____ MATERIAL PROVIDED

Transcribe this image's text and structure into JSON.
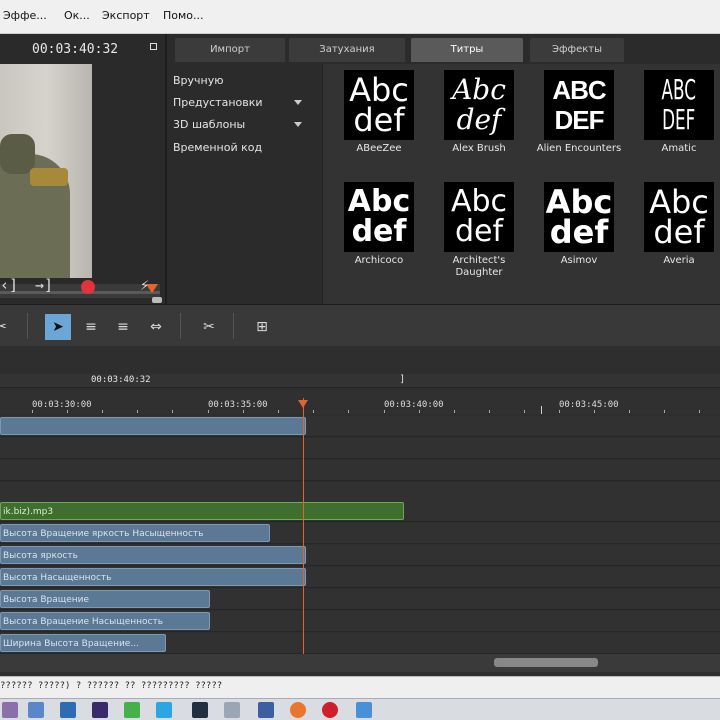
{
  "menu": [
    "Эффе...",
    "Ок...",
    "Экспорт",
    "Помо..."
  ],
  "preview": {
    "timecode": "00:03:40:32"
  },
  "transport": {
    "prev": "‹]",
    "next": "→]",
    "flash": "⚡"
  },
  "tabs": [
    {
      "label": "Импорт",
      "active": false
    },
    {
      "label": "Затухания",
      "active": false
    },
    {
      "label": "Титры",
      "active": true
    },
    {
      "label": "Эффекты",
      "active": false
    }
  ],
  "sidebar": [
    "Вручную",
    "Предустановки",
    "3D шаблоны",
    "Временной код"
  ],
  "titles": [
    {
      "name": "ABeeZee",
      "l1": "Abc",
      "l2": "def"
    },
    {
      "name": "Alex Brush",
      "l1": "Abc",
      "l2": "def"
    },
    {
      "name": "Alien Encounters",
      "l1": "ABC",
      "l2": "DEF"
    },
    {
      "name": "Amatic",
      "l1": "ABC",
      "l2": "DEF"
    },
    {
      "name": "Archicoco",
      "l1": "Abc",
      "l2": "def"
    },
    {
      "name": "Architect's Daughter",
      "l1": "Abc",
      "l2": "def"
    },
    {
      "name": "Asimov",
      "l1": "Abc",
      "l2": "def"
    },
    {
      "name": "Averia",
      "l1": "Abc",
      "l2": "def"
    }
  ],
  "timeline": {
    "top_timecode": "00:03:40:32",
    "bracket": "]",
    "ruler": [
      "00:03:30:00",
      "00:03:35:00",
      "00:03:40:00",
      "00:03:45:00"
    ],
    "clips": [
      {
        "label": ""
      },
      {
        "label": "ik.biz).mp3"
      },
      {
        "label": "Высота  Вращение  яркость  Насыщенность"
      },
      {
        "label": "Высота  яркость"
      },
      {
        "label": "Высота  Насыщенность"
      },
      {
        "label": "Высота  Вращение"
      },
      {
        "label": "Высота  Вращение  Насыщенность"
      },
      {
        "label": "Ширина  Высота  Вращение..."
      }
    ]
  },
  "status": "?????? ?????) ? ?????? ?? ????????? ?????",
  "colors": {
    "accent": "#e0642c",
    "clip_blue": "#5b7894",
    "clip_green": "#3f6e2f",
    "record": "#e0333a",
    "tool_active": "#6aa7d6"
  }
}
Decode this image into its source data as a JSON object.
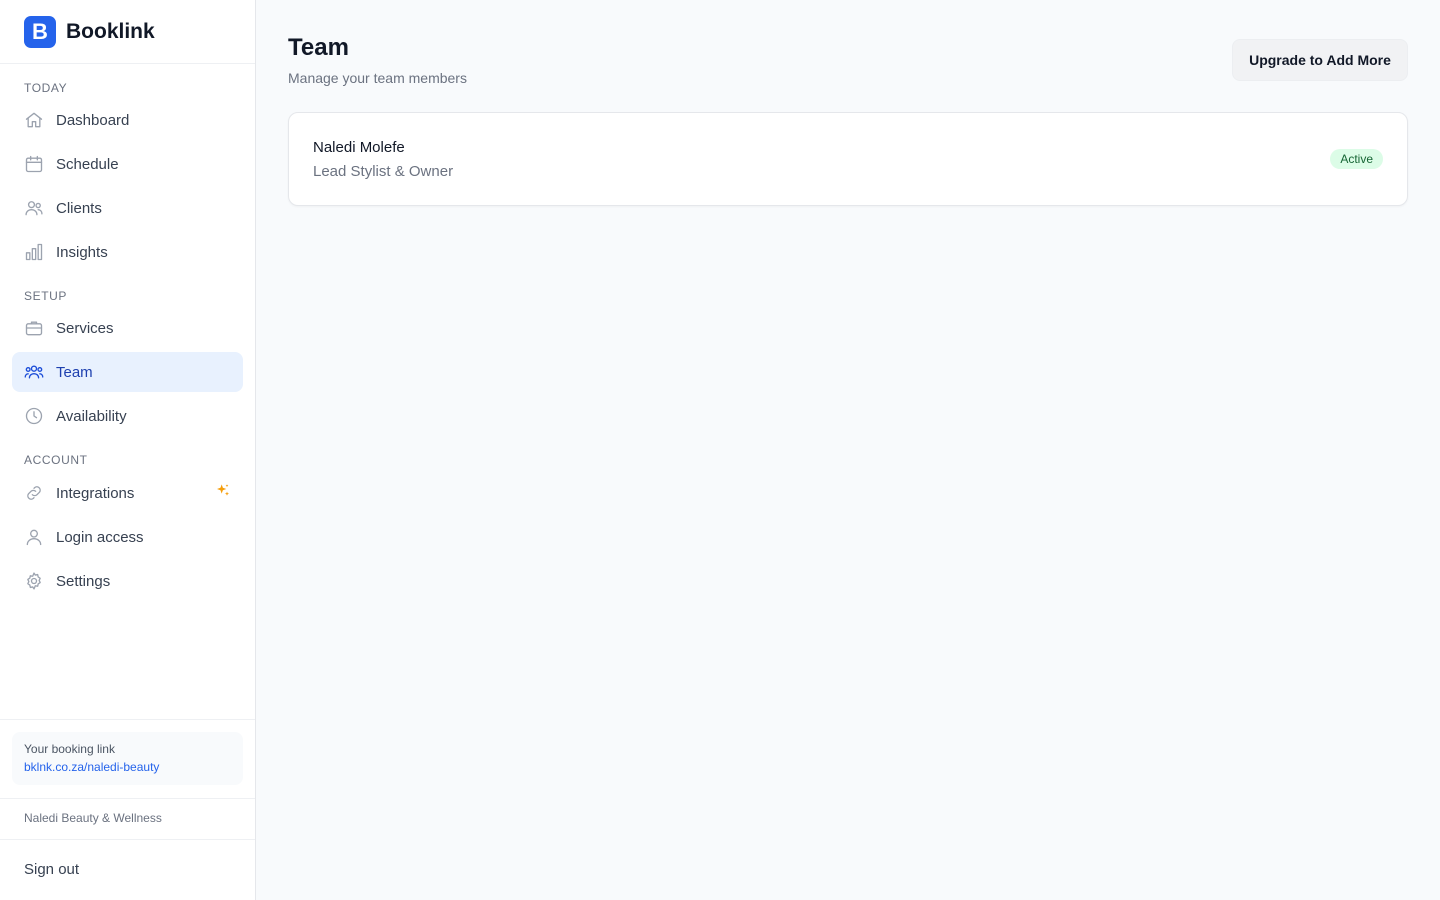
{
  "app": {
    "name": "Booklink",
    "logo_letter": "B",
    "accent": "#2563eb"
  },
  "sidebar": {
    "sections": [
      {
        "label": "Today"
      },
      {
        "label": "Setup"
      },
      {
        "label": "Account"
      }
    ],
    "items": [
      {
        "label": "Dashboard",
        "icon": "home-icon"
      },
      {
        "label": "Schedule",
        "icon": "calendar-icon"
      },
      {
        "label": "Clients",
        "icon": "users-icon"
      },
      {
        "label": "Insights",
        "icon": "bar-chart-icon"
      },
      {
        "label": "Services",
        "icon": "briefcase-icon"
      },
      {
        "label": "Team",
        "icon": "team-icon",
        "active": true
      },
      {
        "label": "Availability",
        "icon": "clock-icon"
      },
      {
        "label": "Integrations",
        "icon": "link-icon",
        "badge_icon": "sparkle-icon"
      },
      {
        "label": "Login access",
        "icon": "user-icon"
      },
      {
        "label": "Settings",
        "icon": "gear-icon"
      }
    ],
    "booking": {
      "title": "Your booking link",
      "link": "bklnk.co.za/naledi-beauty"
    },
    "business_name": "Naledi Beauty & Wellness",
    "sign_out": "Sign out"
  },
  "main": {
    "title": "Team",
    "subtitle": "Manage your team members",
    "upgrade_button": "Upgrade to Add More",
    "members": [
      {
        "name": "Naledi Molefe",
        "role": "Lead Stylist & Owner",
        "status": "Active"
      }
    ]
  }
}
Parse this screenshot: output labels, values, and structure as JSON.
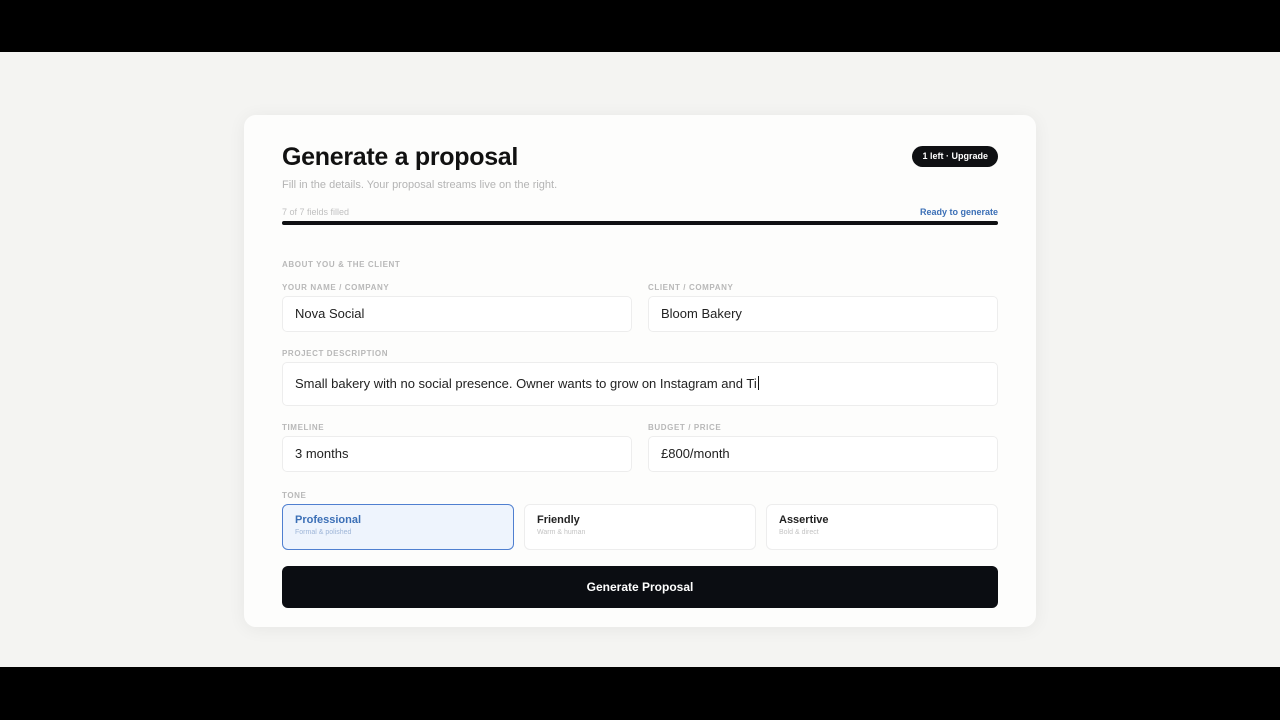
{
  "form": {
    "title": "Generate a proposal",
    "subtitle": "Fill in the details. Your proposal streams live on the right.",
    "badge": "1 left · Upgrade",
    "progress": {
      "count_text": "7 of 7 fields filled",
      "status": "Ready to generate",
      "fraction": 1.0
    },
    "section_label": "ABOUT YOU & THE CLIENT",
    "fields": {
      "your_name": {
        "label": "YOUR NAME / COMPANY",
        "value": "Nova Social"
      },
      "client": {
        "label": "CLIENT / COMPANY",
        "value": "Bloom Bakery"
      },
      "description": {
        "label": "PROJECT DESCRIPTION",
        "value": "Small bakery with no social presence. Owner wants to grow on Instagram and Ti"
      },
      "timeline": {
        "label": "TIMELINE",
        "value": "3 months"
      },
      "budget": {
        "label": "BUDGET / PRICE",
        "value": "£800/month"
      }
    },
    "tone": {
      "label": "TONE",
      "options": [
        {
          "name": "Professional",
          "desc": "Formal & polished",
          "selected": true
        },
        {
          "name": "Friendly",
          "desc": "Warm & human",
          "selected": false
        },
        {
          "name": "Assertive",
          "desc": "Bold & direct",
          "selected": false
        }
      ]
    },
    "generate_label": "Generate Proposal"
  },
  "colors": {
    "accent": "#3b6fb6",
    "button": "#0b0d12",
    "selected_bg": "#eef4fd"
  }
}
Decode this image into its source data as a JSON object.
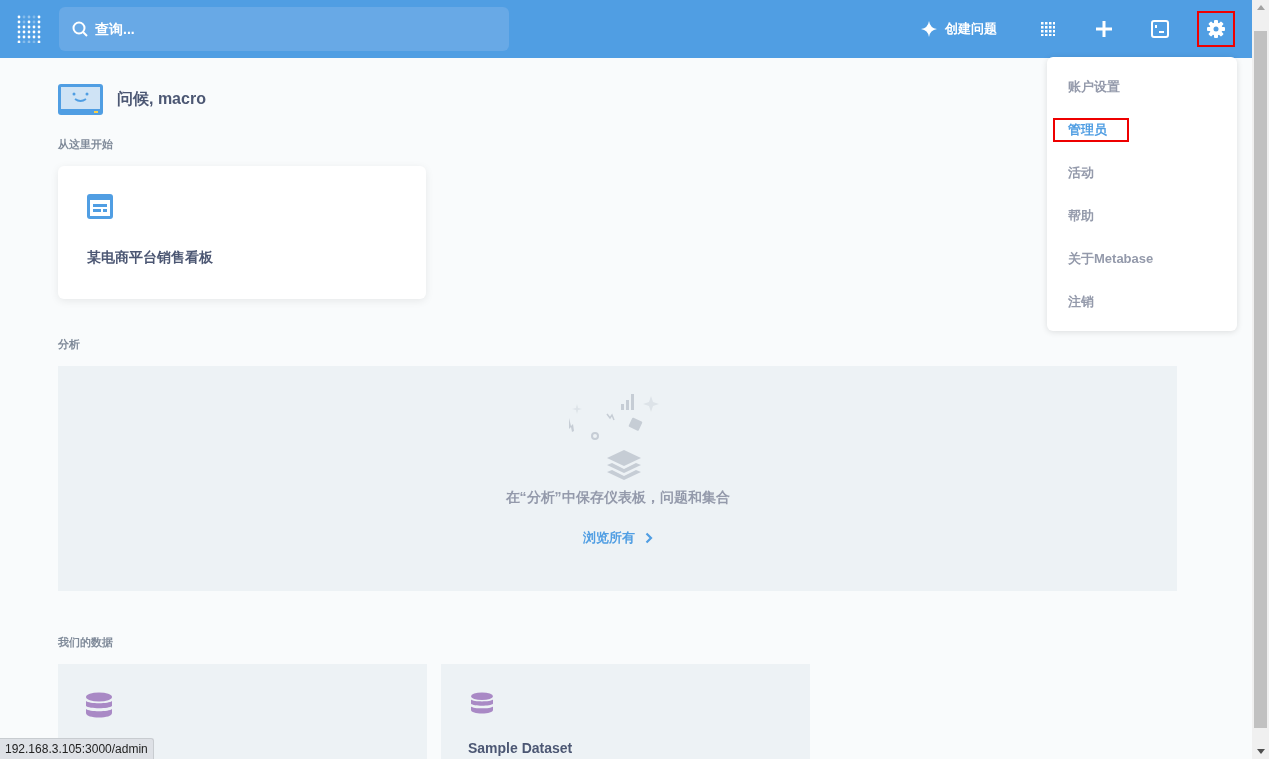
{
  "header": {
    "search": {
      "placeholder": "查询..."
    },
    "new_question": "创建问题",
    "settings_highlighted": true
  },
  "settings_menu": [
    {
      "label": "账户设置",
      "selected": false,
      "highlighted": false
    },
    {
      "label": "管理员",
      "selected": true,
      "highlighted": true
    },
    {
      "label": "活动",
      "selected": false,
      "highlighted": false
    },
    {
      "label": "帮助",
      "selected": false,
      "highlighted": false
    },
    {
      "label": "关于Metabase",
      "selected": false,
      "highlighted": false
    },
    {
      "label": "注销",
      "selected": false,
      "highlighted": false
    }
  ],
  "greeting": "问候, macro",
  "start_here": {
    "heading": "从这里开始",
    "cards": [
      {
        "title": "某电商平台销售看板"
      }
    ]
  },
  "analytics": {
    "heading": "分析",
    "empty_message": "在“分析”中保存仪表板，问题和集合",
    "browse_link": "浏览所有"
  },
  "our_data": {
    "heading": "我们的数据",
    "databases": [
      {
        "kind": "database"
      },
      {
        "kind": "database",
        "title": "Sample Dataset"
      }
    ]
  },
  "status_bar": {
    "url": "192.168.3.105:3000/admin"
  }
}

________

Look over the listing above. Pick out and copy every line that includes "structure".

EXERCISE OUTPUT:
Transcribe this image's text and structure into JSON.
Parse this screenshot: output labels, values, and structure as JSON.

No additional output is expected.